From the data that follows, copy every line holding the string "장비성능테스트에".

* Start Data excerpts *

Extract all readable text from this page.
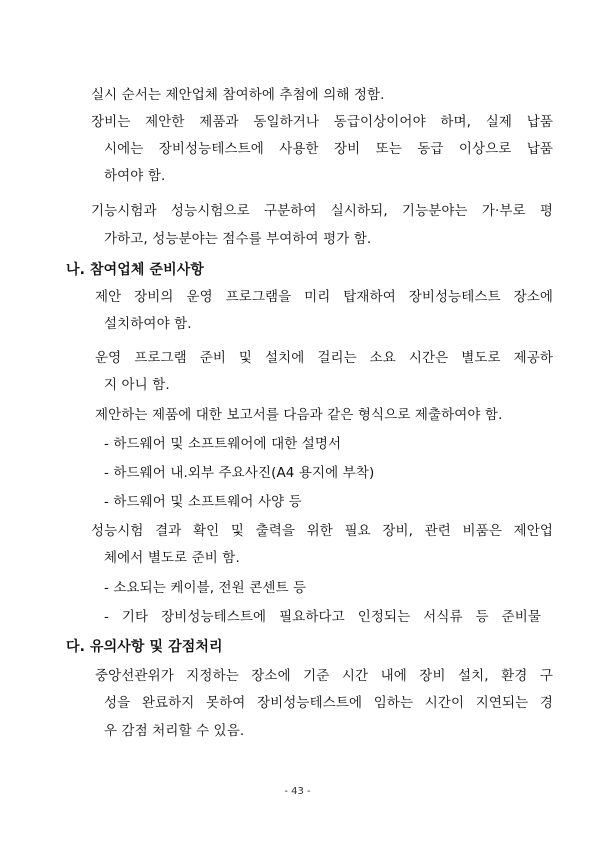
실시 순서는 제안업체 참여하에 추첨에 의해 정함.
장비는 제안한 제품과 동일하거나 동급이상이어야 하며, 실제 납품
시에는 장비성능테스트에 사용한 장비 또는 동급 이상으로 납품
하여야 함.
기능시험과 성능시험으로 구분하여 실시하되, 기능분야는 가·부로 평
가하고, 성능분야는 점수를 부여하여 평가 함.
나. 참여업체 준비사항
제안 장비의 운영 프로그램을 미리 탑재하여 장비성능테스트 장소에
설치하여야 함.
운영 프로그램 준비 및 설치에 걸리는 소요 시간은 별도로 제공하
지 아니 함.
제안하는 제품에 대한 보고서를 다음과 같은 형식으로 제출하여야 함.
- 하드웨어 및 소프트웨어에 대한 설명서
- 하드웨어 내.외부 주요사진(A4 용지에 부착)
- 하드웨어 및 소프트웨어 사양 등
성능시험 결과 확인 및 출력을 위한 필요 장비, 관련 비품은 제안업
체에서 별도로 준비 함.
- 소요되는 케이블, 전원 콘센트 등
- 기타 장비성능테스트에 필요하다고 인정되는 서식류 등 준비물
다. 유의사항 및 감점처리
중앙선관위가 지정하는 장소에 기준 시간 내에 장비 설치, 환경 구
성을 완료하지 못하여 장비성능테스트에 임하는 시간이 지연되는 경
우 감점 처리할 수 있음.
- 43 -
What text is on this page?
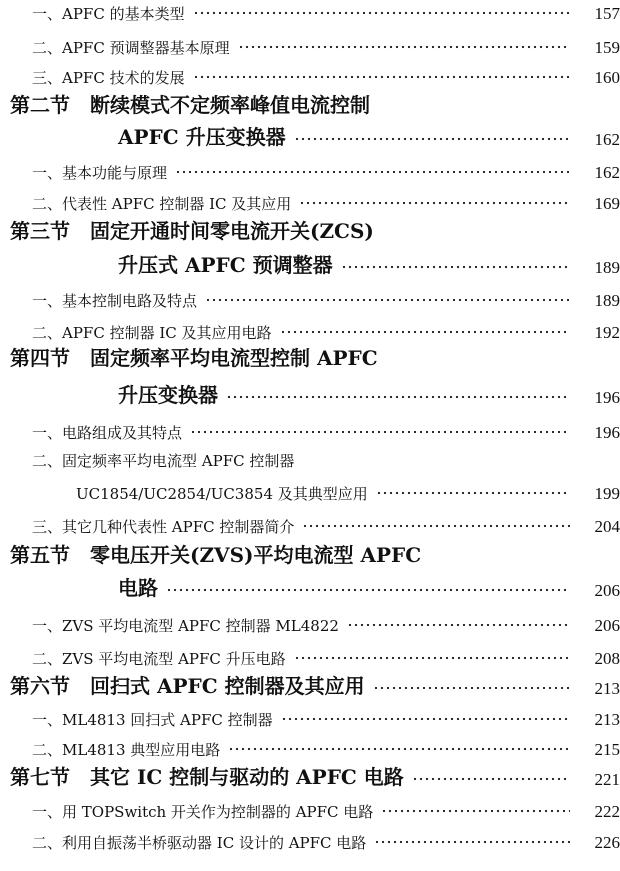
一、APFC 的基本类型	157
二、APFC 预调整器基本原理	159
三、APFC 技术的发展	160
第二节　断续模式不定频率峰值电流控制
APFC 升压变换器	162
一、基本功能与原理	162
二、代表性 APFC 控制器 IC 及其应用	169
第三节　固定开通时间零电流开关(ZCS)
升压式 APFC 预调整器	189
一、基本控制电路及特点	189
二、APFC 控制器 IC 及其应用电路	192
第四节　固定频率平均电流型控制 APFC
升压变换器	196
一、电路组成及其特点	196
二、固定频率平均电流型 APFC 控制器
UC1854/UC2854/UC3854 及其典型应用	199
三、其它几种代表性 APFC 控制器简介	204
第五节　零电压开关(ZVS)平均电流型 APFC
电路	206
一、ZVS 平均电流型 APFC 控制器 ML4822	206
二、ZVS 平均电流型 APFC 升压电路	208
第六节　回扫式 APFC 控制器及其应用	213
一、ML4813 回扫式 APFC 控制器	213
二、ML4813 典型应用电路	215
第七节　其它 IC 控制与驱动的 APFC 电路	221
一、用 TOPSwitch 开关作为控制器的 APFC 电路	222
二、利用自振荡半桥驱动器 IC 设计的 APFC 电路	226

* End Data excerpts *

#### Correct result:
시에는 장비성능테스트에 사용한 장비 또는 동급 이상으로 납품
- 기타 장비성능테스트에 필요하다고 인정되는 서식류 등 준비물
성을 완료하지 못하여 장비성능테스트에 임하는 시간이 지연되는 경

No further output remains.